#### Given problem:
Look for "ylabel" in each line of the entries, and return the matching lines.

>> start

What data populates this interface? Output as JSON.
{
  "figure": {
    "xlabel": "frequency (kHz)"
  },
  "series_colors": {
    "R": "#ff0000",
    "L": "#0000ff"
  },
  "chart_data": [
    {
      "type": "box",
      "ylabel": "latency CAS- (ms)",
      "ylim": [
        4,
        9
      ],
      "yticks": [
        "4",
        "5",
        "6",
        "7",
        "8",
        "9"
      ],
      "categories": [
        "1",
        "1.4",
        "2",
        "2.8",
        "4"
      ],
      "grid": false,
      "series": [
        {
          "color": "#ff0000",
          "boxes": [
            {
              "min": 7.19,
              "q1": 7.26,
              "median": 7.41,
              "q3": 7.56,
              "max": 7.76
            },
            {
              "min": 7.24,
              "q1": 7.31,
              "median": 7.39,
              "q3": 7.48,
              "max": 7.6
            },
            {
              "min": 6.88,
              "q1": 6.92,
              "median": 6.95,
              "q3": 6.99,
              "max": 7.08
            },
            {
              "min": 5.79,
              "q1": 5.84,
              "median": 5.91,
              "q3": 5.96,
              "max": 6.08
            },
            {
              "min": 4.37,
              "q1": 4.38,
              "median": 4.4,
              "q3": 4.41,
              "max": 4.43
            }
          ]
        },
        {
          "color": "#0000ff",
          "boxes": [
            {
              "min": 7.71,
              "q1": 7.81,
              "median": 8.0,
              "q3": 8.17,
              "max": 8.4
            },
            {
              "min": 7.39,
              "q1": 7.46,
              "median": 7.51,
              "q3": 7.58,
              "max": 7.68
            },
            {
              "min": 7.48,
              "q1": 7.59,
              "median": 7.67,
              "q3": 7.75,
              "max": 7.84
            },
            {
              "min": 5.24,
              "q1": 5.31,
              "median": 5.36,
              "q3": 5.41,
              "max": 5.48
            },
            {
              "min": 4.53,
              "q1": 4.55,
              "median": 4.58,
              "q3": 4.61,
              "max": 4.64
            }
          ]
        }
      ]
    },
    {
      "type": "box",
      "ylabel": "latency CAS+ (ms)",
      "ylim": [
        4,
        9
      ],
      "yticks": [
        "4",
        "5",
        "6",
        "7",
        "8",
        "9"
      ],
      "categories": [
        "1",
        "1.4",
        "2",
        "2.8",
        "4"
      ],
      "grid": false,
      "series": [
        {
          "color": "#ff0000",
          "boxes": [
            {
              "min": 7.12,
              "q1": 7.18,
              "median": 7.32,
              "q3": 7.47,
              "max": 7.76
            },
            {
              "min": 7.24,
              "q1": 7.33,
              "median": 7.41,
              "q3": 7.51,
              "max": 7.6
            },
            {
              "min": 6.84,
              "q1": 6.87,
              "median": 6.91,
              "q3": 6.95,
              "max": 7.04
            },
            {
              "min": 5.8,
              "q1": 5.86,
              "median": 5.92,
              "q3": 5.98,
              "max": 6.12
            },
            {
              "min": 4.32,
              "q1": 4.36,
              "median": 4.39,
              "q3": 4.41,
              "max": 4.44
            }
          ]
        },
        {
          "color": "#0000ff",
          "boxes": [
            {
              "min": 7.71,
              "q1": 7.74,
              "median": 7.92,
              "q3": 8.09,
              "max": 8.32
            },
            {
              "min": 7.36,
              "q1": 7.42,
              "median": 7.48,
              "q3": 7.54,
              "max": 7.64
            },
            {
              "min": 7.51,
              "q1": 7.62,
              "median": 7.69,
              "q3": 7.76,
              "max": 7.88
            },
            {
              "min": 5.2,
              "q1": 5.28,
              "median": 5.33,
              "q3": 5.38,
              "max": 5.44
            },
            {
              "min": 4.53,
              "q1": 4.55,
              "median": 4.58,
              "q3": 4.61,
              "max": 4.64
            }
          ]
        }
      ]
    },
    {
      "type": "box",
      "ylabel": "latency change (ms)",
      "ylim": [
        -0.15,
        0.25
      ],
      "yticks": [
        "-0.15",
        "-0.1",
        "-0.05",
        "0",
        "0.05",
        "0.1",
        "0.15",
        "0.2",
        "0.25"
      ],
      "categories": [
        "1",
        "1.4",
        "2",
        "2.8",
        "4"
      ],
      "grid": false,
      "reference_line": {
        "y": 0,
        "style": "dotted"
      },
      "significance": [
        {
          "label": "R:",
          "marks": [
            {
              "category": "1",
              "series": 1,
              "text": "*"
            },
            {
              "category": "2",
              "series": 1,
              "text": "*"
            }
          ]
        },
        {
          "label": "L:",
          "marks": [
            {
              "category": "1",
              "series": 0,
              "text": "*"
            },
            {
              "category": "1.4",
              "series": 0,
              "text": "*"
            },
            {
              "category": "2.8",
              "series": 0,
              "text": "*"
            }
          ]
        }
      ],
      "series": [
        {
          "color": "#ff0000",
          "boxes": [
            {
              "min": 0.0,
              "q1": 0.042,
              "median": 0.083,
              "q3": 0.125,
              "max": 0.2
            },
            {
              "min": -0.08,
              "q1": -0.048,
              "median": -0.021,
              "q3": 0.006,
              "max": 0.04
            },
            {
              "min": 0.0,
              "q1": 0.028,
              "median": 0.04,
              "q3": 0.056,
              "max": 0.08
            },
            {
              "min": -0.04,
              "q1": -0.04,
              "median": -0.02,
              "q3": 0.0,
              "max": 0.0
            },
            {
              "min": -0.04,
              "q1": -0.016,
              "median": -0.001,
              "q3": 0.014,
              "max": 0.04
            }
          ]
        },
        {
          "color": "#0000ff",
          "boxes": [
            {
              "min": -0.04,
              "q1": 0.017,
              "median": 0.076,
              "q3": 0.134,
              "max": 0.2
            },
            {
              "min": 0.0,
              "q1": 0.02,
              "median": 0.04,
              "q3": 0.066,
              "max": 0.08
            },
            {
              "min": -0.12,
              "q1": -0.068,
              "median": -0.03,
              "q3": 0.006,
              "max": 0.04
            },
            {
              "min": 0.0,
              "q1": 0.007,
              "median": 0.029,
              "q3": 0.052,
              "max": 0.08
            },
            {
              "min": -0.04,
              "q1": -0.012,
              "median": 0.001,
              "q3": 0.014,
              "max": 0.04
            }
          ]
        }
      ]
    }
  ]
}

>> end

#### Solution for this exercise:
      "ylabel": "latency CAS- (ms)",
      "ylabel": "latency CAS+ (ms)",
      "ylabel": "latency change (ms)",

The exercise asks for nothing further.